*WRITTEN INSTRUCTION*
Reproduce every record below exactly as written, leaving out any pictures.
[start]
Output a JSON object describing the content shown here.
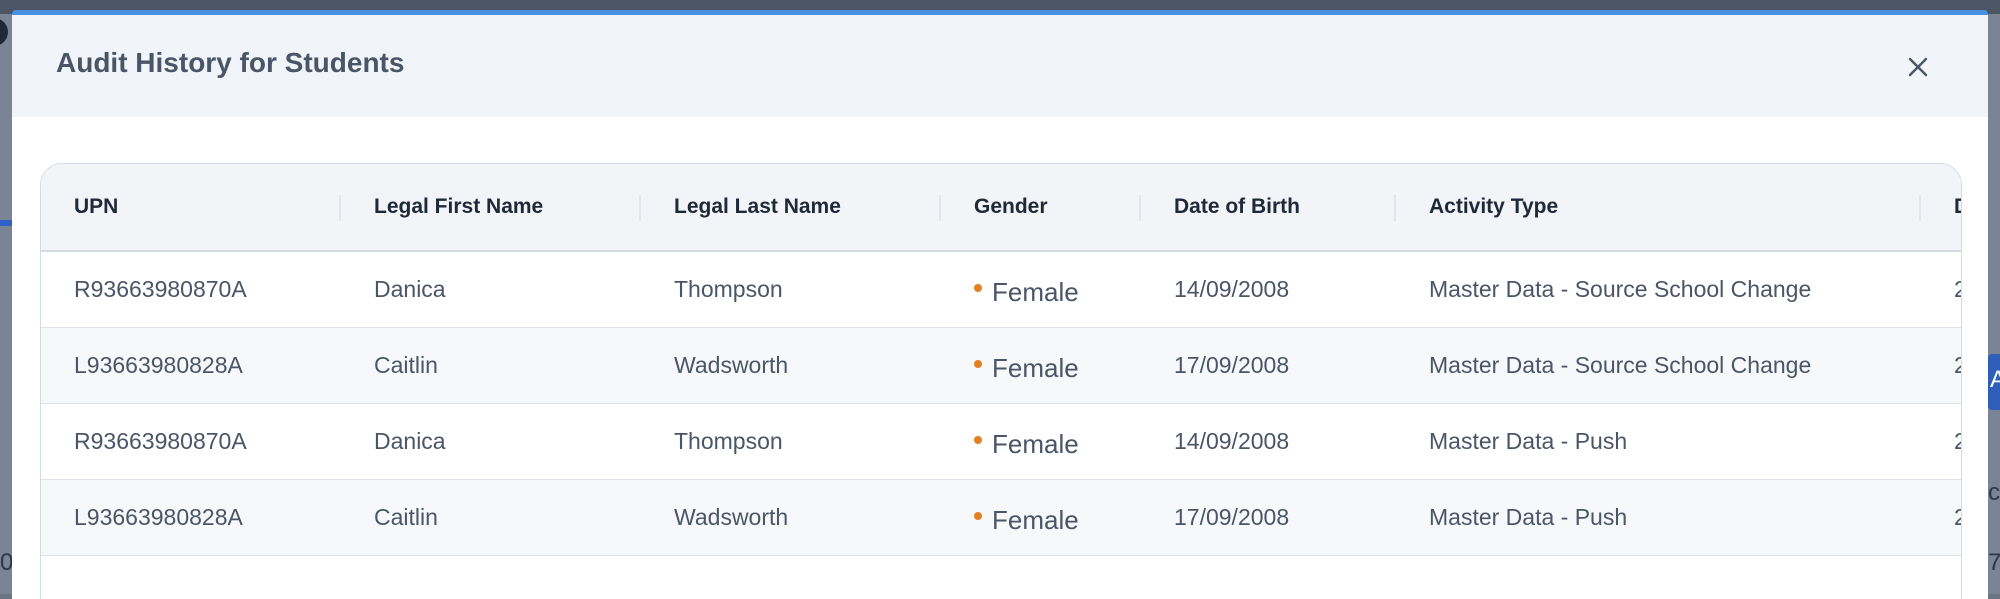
{
  "modal": {
    "title": "Audit History for Students",
    "close_icon": "close-icon",
    "accent_color": "#4a90e2"
  },
  "table": {
    "columns": [
      "UPN",
      "Legal First Name",
      "Legal Last Name",
      "Gender",
      "Date of Birth",
      "Activity Type",
      "D"
    ],
    "rows": [
      {
        "upn": "R93663980870A",
        "first": "Danica",
        "last": "Thompson",
        "gender": "Female",
        "dob": "14/09/2008",
        "activity": "Master Data - Source School Change",
        "extra": "2"
      },
      {
        "upn": "L93663980828A",
        "first": "Caitlin",
        "last": "Wadsworth",
        "gender": "Female",
        "dob": "17/09/2008",
        "activity": "Master Data - Source School Change",
        "extra": "2"
      },
      {
        "upn": "R93663980870A",
        "first": "Danica",
        "last": "Thompson",
        "gender": "Female",
        "dob": "14/09/2008",
        "activity": "Master Data - Push",
        "extra": "2"
      },
      {
        "upn": "L93663980828A",
        "first": "Caitlin",
        "last": "Wadsworth",
        "gender": "Female",
        "dob": "17/09/2008",
        "activity": "Master Data - Push",
        "extra": "2"
      }
    ],
    "gender_dot_color": "#e67e22"
  },
  "background": {
    "left_edge_text": "0",
    "right_edge_text_1": "ce",
    "right_edge_text_2": "7",
    "right_button_text": "A"
  }
}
[end]
*SOLUTION*
Output a JSON object describing the content shown here.
{
  "modal": {
    "title": "Audit History for Students",
    "close_icon": "close-icon",
    "accent_color": "#4a90e2"
  },
  "table": {
    "columns": [
      "UPN",
      "Legal First Name",
      "Legal Last Name",
      "Gender",
      "Date of Birth",
      "Activity Type",
      "D"
    ],
    "rows": [
      {
        "upn": "R93663980870A",
        "first": "Danica",
        "last": "Thompson",
        "gender": "Female",
        "dob": "14/09/2008",
        "activity": "Master Data - Source School Change",
        "extra": "2"
      },
      {
        "upn": "L93663980828A",
        "first": "Caitlin",
        "last": "Wadsworth",
        "gender": "Female",
        "dob": "17/09/2008",
        "activity": "Master Data - Source School Change",
        "extra": "2"
      },
      {
        "upn": "R93663980870A",
        "first": "Danica",
        "last": "Thompson",
        "gender": "Female",
        "dob": "14/09/2008",
        "activity": "Master Data - Push",
        "extra": "2"
      },
      {
        "upn": "L93663980828A",
        "first": "Caitlin",
        "last": "Wadsworth",
        "gender": "Female",
        "dob": "17/09/2008",
        "activity": "Master Data - Push",
        "extra": "2"
      }
    ],
    "gender_dot_color": "#e67e22"
  },
  "background": {
    "left_edge_text": "0",
    "right_edge_text_1": "ce",
    "right_edge_text_2": "7",
    "right_button_text": "A"
  }
}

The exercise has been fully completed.